== Required work ==
In the entries below, count every line containing "责任单位". Reply with the number alone.

== Task input ==
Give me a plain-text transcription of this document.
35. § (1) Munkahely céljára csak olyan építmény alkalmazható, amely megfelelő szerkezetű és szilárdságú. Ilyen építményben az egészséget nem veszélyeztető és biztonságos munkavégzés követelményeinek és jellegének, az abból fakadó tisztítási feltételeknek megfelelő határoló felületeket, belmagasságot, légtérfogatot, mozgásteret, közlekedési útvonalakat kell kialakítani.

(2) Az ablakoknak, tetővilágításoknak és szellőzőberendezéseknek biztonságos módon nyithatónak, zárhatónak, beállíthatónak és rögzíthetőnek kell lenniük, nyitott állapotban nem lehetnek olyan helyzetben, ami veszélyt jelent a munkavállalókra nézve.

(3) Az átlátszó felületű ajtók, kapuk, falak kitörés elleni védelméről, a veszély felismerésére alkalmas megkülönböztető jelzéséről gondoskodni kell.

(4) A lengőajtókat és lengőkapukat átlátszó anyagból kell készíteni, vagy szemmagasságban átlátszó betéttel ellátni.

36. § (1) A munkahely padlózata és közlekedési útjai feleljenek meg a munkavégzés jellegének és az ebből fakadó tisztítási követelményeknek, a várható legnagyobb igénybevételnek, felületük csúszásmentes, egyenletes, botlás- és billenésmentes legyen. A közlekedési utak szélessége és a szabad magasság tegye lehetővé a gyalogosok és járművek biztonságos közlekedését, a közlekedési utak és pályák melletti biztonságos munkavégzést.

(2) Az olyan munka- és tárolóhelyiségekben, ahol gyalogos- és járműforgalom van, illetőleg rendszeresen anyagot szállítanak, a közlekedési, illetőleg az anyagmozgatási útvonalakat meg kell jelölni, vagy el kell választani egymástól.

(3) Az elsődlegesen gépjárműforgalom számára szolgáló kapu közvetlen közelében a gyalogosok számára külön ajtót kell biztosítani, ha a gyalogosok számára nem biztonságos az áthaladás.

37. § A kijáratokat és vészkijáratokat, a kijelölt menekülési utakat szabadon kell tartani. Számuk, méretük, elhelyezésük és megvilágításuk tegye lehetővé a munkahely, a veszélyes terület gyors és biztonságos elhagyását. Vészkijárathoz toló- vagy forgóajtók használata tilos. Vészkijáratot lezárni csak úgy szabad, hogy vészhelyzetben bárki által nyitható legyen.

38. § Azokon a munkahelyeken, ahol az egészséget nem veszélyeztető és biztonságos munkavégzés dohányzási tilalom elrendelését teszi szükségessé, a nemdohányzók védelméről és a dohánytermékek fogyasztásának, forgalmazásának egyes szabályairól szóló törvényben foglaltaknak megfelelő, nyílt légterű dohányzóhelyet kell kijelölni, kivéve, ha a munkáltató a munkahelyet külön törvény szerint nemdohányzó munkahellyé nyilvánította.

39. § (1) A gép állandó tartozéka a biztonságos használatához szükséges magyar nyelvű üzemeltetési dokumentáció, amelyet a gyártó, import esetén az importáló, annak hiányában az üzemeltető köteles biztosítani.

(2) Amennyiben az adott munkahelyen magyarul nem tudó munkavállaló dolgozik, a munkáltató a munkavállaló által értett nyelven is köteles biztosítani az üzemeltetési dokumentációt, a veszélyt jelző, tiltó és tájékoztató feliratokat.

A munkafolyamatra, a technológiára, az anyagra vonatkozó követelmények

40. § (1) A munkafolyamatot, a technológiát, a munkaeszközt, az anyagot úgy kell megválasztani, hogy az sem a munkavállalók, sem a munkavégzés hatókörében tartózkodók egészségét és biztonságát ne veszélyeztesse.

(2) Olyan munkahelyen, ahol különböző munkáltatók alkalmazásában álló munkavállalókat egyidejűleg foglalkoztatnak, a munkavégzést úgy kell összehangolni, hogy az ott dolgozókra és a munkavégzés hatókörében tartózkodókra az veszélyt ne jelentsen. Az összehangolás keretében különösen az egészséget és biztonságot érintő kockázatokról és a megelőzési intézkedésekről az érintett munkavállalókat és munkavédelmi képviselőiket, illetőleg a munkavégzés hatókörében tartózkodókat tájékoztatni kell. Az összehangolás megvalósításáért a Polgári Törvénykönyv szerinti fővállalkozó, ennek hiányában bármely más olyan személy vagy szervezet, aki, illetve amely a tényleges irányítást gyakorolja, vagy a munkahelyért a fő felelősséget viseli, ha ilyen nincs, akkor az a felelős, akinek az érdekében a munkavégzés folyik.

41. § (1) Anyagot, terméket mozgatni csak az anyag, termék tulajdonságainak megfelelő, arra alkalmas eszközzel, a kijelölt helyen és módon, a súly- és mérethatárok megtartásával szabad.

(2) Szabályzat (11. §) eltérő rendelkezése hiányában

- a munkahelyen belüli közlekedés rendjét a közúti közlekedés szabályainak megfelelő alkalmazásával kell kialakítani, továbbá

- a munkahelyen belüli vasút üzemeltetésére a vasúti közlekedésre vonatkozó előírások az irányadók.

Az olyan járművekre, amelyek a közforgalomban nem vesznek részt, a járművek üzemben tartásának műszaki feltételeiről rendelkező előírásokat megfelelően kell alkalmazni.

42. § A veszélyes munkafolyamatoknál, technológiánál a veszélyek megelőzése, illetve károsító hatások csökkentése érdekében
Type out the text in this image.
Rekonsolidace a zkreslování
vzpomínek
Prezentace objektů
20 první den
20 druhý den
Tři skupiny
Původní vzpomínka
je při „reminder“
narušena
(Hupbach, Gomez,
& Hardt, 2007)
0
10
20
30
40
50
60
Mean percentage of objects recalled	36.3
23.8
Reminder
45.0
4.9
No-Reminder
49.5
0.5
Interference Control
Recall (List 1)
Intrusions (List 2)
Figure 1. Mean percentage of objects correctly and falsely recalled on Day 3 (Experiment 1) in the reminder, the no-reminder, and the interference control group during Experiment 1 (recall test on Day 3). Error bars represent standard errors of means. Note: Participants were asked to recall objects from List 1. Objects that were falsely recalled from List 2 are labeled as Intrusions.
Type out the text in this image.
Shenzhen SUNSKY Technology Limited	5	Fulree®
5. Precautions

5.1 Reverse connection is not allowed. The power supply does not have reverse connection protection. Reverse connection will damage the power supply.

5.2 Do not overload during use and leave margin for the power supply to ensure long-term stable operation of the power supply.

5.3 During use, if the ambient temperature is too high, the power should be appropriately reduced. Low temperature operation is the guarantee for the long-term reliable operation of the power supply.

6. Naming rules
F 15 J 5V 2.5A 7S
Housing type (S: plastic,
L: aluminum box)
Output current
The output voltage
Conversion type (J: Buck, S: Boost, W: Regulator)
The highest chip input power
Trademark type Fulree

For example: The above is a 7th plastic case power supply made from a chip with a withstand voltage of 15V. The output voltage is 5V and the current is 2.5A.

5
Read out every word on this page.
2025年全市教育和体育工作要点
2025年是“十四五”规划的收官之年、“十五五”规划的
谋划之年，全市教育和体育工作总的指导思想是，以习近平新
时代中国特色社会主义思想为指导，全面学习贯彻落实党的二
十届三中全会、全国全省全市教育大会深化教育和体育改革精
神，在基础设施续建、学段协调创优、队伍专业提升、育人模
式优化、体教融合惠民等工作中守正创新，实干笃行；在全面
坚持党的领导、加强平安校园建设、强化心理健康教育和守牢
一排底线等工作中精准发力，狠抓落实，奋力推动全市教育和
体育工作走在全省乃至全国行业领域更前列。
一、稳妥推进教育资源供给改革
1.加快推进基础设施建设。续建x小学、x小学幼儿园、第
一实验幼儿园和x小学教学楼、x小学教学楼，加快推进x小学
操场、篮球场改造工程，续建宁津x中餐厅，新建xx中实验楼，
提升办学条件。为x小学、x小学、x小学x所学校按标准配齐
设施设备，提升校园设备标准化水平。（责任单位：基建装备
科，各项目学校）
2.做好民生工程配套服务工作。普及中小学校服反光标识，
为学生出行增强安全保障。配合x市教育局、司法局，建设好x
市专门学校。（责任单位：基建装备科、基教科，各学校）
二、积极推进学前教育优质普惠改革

== Worked solution ==
2